### THE PROBLEM
Report how many lines contain "asia". The answer is a single number.

### RECORD EXTRACTS
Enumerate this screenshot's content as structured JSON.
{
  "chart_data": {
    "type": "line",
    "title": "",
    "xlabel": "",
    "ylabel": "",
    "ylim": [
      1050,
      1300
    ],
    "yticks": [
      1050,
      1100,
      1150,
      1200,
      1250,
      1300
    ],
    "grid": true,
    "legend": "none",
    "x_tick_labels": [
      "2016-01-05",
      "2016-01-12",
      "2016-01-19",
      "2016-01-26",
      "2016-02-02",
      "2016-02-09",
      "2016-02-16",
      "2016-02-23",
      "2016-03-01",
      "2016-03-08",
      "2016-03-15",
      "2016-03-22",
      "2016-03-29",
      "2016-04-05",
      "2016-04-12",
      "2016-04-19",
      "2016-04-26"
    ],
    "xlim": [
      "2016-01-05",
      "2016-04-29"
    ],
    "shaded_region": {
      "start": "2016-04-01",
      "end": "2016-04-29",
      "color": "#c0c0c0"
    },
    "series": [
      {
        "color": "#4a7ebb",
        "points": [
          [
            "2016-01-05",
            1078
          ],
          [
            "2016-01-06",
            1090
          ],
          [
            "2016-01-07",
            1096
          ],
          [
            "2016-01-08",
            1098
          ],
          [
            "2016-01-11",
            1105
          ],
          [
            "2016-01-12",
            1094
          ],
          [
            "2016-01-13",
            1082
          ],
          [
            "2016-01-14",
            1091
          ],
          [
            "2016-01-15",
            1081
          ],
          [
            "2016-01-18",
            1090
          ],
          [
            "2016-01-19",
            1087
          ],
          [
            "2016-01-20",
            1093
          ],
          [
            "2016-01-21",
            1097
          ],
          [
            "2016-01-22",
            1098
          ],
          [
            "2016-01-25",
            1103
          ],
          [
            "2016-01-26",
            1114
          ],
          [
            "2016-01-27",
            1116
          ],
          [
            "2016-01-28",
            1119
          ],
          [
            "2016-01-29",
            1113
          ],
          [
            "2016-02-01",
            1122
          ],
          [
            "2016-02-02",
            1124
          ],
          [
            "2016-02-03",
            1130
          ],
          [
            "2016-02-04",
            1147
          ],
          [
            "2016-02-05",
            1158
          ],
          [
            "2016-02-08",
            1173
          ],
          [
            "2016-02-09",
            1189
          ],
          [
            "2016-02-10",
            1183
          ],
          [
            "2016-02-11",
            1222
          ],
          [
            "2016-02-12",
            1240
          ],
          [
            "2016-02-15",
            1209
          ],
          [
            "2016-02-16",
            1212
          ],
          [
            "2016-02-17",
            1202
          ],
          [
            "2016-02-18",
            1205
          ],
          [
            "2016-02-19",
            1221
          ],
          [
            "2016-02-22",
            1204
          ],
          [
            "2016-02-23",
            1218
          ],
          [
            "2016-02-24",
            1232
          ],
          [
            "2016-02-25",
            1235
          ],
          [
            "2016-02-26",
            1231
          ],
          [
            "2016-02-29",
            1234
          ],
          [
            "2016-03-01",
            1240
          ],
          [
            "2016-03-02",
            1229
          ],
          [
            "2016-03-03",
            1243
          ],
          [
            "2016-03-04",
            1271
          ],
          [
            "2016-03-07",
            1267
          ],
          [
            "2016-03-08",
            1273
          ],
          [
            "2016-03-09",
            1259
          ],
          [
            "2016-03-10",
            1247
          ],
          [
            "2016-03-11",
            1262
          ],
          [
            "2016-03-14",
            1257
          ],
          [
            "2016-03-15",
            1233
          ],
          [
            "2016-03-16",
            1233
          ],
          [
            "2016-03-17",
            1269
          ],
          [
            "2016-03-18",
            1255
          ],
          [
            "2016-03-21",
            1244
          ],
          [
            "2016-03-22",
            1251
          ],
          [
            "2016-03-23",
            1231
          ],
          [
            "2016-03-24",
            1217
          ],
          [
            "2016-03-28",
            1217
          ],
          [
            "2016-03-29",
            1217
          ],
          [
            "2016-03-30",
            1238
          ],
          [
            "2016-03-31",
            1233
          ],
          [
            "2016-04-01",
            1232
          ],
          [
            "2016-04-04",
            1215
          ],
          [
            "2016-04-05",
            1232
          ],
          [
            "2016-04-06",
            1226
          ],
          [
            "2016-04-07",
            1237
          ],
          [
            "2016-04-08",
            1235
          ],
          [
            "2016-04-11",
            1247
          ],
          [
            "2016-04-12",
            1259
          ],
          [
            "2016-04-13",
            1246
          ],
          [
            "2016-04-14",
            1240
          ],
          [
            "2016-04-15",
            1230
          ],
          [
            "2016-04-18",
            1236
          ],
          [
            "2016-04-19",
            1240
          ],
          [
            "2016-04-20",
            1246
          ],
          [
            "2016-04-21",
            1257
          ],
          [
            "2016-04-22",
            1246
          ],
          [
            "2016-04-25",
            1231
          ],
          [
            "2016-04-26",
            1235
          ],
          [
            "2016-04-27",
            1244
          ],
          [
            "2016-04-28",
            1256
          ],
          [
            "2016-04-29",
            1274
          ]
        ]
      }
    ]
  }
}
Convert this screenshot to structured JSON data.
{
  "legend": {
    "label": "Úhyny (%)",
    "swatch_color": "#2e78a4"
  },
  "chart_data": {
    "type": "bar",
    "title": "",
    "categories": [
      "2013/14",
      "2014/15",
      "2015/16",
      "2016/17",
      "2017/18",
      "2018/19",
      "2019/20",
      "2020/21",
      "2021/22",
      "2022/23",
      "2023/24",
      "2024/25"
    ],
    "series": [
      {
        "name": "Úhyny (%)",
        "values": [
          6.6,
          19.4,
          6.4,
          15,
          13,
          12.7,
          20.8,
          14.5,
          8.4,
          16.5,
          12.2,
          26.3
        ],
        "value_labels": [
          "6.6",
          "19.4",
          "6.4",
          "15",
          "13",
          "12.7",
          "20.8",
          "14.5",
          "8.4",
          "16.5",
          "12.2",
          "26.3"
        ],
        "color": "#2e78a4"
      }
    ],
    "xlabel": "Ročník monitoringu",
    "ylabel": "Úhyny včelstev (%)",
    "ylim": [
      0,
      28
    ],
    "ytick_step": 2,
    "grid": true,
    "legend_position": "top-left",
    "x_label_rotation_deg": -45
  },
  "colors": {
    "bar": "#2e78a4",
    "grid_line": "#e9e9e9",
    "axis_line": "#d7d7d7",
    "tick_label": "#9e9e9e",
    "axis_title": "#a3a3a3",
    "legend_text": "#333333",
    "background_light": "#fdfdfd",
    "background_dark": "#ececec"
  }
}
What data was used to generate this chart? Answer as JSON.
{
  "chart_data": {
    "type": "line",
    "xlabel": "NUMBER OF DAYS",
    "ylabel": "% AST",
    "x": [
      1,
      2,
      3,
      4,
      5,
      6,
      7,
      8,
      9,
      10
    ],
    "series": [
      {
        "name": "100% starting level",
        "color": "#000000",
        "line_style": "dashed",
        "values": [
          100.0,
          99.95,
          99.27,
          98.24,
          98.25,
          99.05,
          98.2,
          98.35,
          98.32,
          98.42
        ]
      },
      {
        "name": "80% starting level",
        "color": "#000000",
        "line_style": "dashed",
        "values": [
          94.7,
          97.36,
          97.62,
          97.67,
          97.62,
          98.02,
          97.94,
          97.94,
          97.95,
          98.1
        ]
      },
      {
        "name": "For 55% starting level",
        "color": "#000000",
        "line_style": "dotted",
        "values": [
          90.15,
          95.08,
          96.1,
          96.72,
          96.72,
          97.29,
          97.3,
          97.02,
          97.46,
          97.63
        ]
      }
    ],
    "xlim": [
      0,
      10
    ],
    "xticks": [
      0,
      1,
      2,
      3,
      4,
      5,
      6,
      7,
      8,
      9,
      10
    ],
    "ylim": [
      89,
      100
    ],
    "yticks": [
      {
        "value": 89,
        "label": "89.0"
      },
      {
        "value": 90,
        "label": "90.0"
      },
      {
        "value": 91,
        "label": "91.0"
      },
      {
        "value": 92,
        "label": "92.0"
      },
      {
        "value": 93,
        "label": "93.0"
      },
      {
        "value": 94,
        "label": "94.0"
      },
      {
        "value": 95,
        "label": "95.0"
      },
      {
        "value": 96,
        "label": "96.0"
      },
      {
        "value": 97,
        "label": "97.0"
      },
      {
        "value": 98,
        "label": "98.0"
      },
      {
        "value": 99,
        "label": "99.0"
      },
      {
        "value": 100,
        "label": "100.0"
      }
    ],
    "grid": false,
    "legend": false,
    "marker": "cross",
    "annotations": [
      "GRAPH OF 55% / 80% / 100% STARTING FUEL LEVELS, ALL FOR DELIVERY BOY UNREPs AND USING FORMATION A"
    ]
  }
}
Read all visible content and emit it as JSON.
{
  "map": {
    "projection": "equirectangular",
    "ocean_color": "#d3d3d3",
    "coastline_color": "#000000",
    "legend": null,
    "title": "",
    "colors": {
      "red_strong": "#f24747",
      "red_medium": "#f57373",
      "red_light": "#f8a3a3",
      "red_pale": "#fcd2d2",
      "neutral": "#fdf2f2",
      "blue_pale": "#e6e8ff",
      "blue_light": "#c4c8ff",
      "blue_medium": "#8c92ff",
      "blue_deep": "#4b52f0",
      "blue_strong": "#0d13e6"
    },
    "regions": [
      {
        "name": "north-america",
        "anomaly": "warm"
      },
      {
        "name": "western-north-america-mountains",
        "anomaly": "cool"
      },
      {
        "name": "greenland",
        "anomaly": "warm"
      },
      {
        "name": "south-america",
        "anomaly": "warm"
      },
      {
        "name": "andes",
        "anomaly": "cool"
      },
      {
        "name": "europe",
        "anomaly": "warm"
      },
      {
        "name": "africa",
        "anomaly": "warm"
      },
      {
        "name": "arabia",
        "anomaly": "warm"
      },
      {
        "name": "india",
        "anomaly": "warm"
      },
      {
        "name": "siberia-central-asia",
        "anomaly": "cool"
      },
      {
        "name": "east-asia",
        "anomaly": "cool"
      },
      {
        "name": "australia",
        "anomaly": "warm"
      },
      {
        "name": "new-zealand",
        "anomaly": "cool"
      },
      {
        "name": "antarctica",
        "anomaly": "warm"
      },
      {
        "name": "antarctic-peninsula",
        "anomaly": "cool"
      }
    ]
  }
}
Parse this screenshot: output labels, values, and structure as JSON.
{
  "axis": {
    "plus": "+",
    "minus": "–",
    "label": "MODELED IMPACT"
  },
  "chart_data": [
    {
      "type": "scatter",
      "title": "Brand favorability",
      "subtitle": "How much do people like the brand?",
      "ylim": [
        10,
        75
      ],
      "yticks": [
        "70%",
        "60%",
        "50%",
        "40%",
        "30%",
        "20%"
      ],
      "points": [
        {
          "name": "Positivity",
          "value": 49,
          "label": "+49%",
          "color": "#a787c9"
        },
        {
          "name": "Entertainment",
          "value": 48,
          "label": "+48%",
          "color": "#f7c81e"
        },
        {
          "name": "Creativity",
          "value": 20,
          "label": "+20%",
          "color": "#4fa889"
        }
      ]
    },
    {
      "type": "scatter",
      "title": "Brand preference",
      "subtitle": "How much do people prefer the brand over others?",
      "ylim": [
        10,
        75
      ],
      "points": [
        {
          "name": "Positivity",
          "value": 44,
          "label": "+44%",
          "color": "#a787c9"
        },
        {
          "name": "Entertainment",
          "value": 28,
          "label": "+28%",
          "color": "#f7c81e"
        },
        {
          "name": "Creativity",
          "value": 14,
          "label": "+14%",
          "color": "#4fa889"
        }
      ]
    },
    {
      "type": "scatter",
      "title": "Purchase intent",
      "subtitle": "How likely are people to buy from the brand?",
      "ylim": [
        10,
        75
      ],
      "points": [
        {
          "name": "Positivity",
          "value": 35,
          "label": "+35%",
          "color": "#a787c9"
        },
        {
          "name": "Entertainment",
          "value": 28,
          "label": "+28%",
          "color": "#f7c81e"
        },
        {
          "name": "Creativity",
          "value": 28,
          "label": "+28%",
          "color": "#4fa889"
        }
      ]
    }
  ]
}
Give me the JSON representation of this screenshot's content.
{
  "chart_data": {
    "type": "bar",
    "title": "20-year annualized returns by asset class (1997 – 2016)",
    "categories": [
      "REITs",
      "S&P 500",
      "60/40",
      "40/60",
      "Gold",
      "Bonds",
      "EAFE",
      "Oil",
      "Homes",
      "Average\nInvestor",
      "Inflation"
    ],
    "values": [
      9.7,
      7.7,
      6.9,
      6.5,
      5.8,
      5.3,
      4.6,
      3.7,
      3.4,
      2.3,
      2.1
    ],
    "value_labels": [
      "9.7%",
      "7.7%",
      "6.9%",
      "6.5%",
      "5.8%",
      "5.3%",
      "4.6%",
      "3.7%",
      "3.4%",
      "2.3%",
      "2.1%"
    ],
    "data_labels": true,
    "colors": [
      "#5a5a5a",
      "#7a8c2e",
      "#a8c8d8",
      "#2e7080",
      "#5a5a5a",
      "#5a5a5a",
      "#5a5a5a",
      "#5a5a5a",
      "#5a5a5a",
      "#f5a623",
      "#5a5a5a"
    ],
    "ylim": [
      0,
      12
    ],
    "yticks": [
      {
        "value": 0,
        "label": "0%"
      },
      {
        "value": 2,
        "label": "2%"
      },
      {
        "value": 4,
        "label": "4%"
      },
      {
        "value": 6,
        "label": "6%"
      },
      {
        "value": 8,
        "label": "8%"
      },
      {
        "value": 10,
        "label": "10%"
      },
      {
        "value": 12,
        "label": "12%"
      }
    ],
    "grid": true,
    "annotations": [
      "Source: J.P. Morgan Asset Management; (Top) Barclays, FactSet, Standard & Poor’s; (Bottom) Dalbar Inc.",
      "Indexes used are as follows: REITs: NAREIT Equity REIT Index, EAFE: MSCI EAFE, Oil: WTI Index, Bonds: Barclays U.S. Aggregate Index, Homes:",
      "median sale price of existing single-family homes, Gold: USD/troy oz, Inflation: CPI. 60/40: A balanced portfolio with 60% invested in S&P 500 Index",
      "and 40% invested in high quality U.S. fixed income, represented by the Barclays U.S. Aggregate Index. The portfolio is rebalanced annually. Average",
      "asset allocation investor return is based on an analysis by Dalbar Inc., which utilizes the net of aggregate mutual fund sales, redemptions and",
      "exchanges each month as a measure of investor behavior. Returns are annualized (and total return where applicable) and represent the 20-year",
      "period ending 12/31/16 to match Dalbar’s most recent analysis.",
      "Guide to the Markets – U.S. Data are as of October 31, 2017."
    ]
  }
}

### FULL SOLUTION
2